== TASK GOAL ==
Return the records that follow unaltered. Omit every picture.

== ROWS ==
[START]

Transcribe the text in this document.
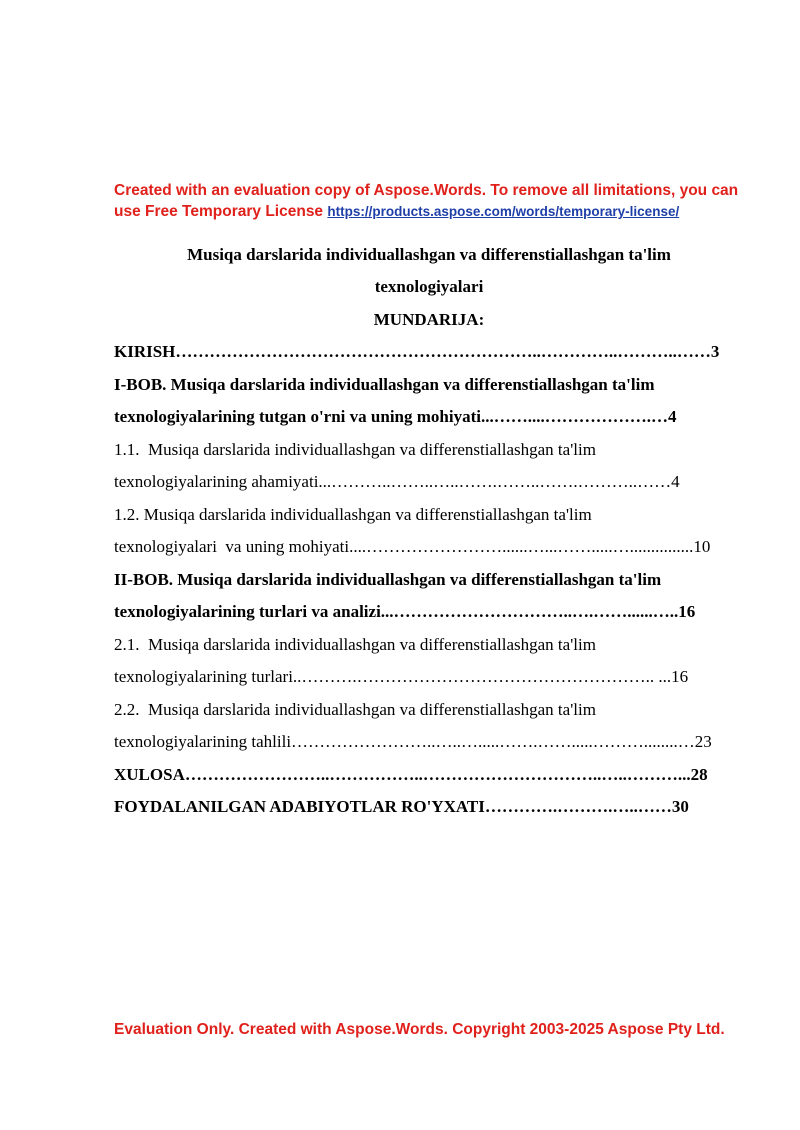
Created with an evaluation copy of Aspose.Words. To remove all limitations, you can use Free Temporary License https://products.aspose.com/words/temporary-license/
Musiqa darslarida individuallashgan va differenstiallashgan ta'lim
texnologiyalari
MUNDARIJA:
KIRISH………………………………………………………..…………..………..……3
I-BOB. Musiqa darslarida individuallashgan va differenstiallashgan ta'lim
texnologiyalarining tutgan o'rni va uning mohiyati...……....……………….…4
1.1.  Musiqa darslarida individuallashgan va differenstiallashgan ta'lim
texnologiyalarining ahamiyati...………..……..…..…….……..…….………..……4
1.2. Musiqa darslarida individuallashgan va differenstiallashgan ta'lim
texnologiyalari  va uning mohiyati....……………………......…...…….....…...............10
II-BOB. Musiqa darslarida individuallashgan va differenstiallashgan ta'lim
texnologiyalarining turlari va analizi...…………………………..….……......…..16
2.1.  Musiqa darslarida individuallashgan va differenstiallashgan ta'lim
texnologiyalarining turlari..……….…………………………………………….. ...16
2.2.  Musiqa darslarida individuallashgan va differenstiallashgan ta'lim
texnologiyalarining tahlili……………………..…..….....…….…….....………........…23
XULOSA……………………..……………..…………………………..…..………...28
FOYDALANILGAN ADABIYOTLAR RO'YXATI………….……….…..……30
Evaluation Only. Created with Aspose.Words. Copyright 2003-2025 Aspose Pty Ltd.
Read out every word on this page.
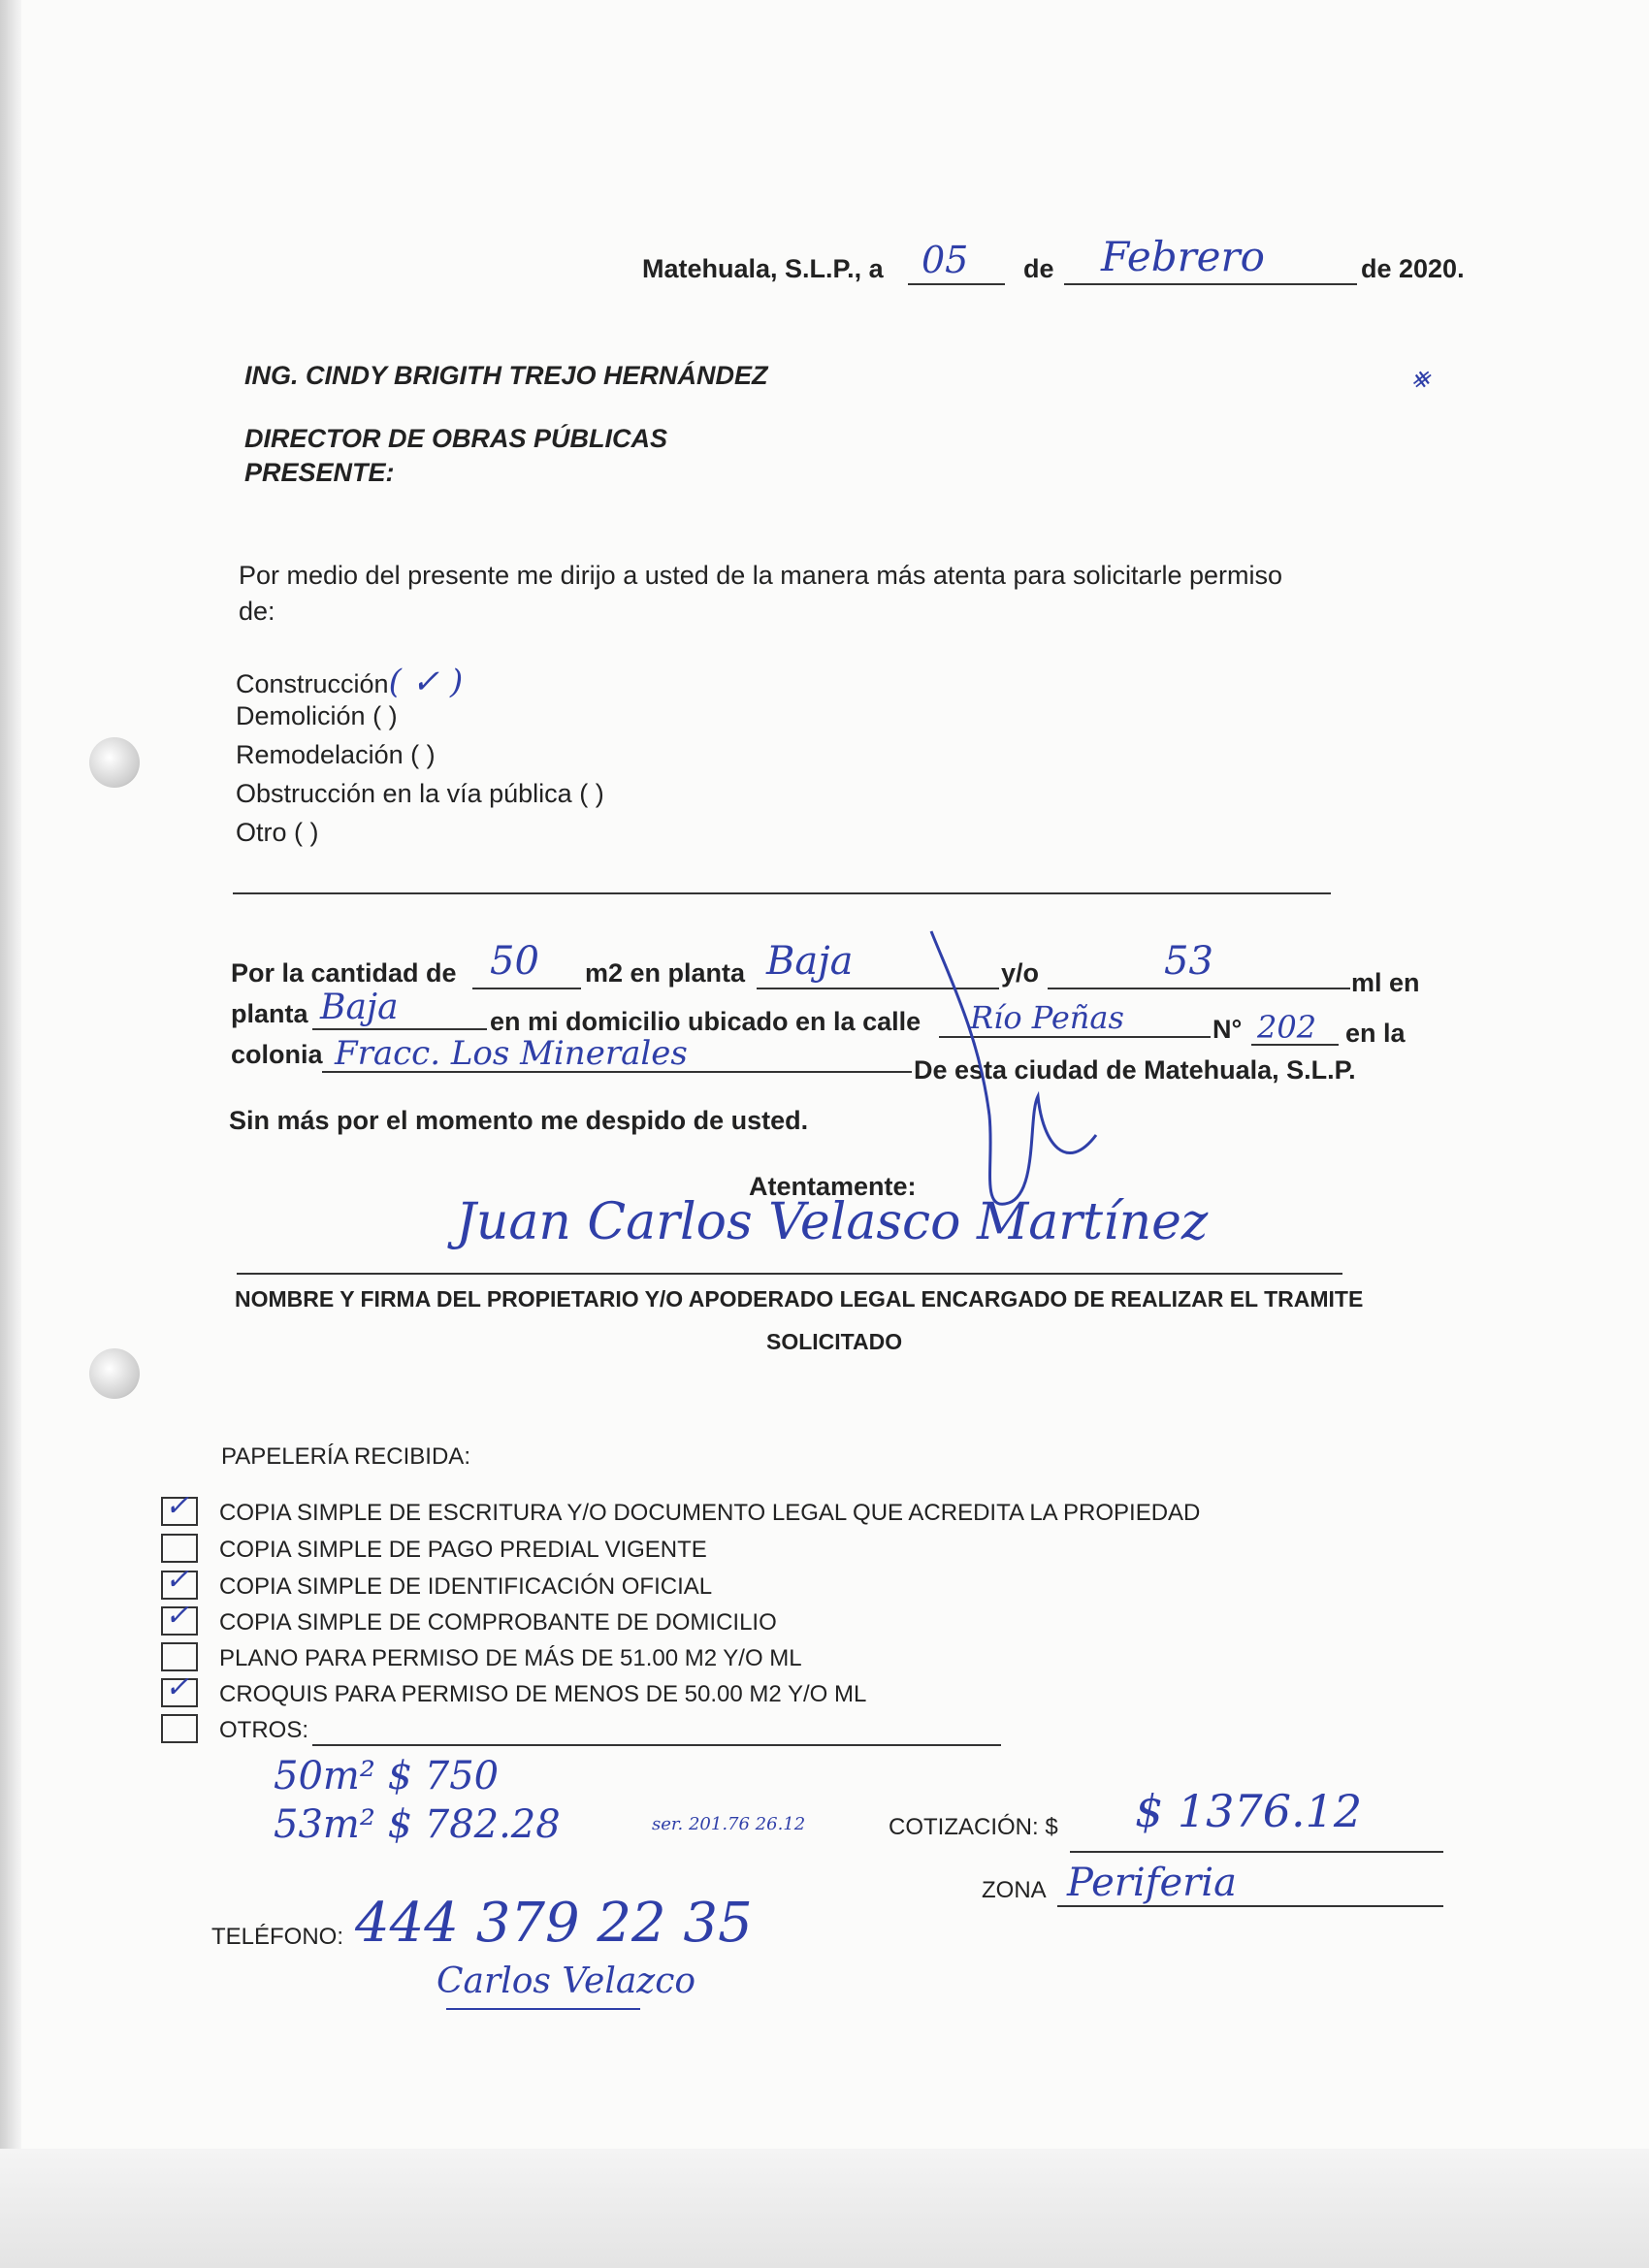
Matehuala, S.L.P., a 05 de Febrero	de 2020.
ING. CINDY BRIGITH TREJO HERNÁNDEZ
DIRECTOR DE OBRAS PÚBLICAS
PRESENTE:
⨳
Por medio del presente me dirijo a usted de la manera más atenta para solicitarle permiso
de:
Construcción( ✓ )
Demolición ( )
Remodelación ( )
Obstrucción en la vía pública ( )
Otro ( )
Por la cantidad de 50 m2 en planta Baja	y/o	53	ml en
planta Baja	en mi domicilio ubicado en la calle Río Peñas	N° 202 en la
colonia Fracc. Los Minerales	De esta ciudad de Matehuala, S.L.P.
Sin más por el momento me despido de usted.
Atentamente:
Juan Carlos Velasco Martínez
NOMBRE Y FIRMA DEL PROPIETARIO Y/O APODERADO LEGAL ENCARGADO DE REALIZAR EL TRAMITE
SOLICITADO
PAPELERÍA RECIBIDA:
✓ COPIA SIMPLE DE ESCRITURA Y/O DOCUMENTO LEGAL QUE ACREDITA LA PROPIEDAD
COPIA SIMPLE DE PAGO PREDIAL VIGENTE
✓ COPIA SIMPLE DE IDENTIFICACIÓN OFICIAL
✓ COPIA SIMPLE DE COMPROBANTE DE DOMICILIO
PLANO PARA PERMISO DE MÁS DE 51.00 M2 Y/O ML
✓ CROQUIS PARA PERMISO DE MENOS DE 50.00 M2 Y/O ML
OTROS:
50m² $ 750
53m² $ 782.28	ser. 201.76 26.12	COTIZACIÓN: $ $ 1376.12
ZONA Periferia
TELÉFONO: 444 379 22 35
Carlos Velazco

[END]

== FULL RESPONSE ==
Transcribe the text in this document.
Created with an evaluation copy of Aspose.Words. To remove all limitations, you can use Free Temporary License https://products.aspose.com/words/temporary-license/
Musiqa darslarida individuallashgan va differenstiallashgan ta'lim
texnologiyalari
MUNDARIJA:
KIRISH………………………………………………………..…………..………..……3
I-BOB. Musiqa darslarida individuallashgan va differenstiallashgan ta'lim
texnologiyalarining tutgan o'rni va uning mohiyati...……....……………….…4
1.1.  Musiqa darslarida individuallashgan va differenstiallashgan ta'lim
texnologiyalarining ahamiyati...………..……..…..…….……..…….………..……4
1.2. Musiqa darslarida individuallashgan va differenstiallashgan ta'lim
texnologiyalari  va uning mohiyati....……………………......…...…….....…...............10
II-BOB. Musiqa darslarida individuallashgan va differenstiallashgan ta'lim
texnologiyalarining turlari va analizi...…………………………..….……......…..16
2.1.  Musiqa darslarida individuallashgan va differenstiallashgan ta'lim
texnologiyalarining turlari..……….…………………………………………….. ...16
2.2.  Musiqa darslarida individuallashgan va differenstiallashgan ta'lim
texnologiyalarining tahlili……………………..…..….....…….…….....………........…23
XULOSA……………………..……………..…………………………..…..………...28
FOYDALANILGAN ADABIYOTLAR RO'YXATI………….……….…..……30
Evaluation Only. Created with Aspose.Words. Copyright 2003-2025 Aspose Pty Ltd.
Read out every word on this page.
Matehuala, S.L.P., a 05 de Febrero	de 2020.
ING. CINDY BRIGITH TREJO HERNÁNDEZ
DIRECTOR DE OBRAS PÚBLICAS
PRESENTE:
⨳
Por medio del presente me dirijo a usted de la manera más atenta para solicitarle permiso
de:
Construcción( ✓ )
Demolición ( )
Remodelación ( )
Obstrucción en la vía pública ( )
Otro ( )
Por la cantidad de 50 m2 en planta Baja	y/o	53	ml en
planta Baja	en mi domicilio ubicado en la calle Río Peñas	N° 202 en la
colonia Fracc. Los Minerales	De esta ciudad de Matehuala, S.L.P.
Sin más por el momento me despido de usted.
Atentamente:
Juan Carlos Velasco Martínez
NOMBRE Y FIRMA DEL PROPIETARIO Y/O APODERADO LEGAL ENCARGADO DE REALIZAR EL TRAMITE
SOLICITADO
PAPELERÍA RECIBIDA:
✓ COPIA SIMPLE DE ESCRITURA Y/O DOCUMENTO LEGAL QUE ACREDITA LA PROPIEDAD
COPIA SIMPLE DE PAGO PREDIAL VIGENTE
✓ COPIA SIMPLE DE IDENTIFICACIÓN OFICIAL
✓ COPIA SIMPLE DE COMPROBANTE DE DOMICILIO
PLANO PARA PERMISO DE MÁS DE 51.00 M2 Y/O ML
✓ CROQUIS PARA PERMISO DE MENOS DE 50.00 M2 Y/O ML
OTROS:
50m² $ 750
53m² $ 782.28	ser. 201.76 26.12	COTIZACIÓN: $ $ 1376.12
ZONA Periferia
TELÉFONO: 444 379 22 35
Carlos Velazco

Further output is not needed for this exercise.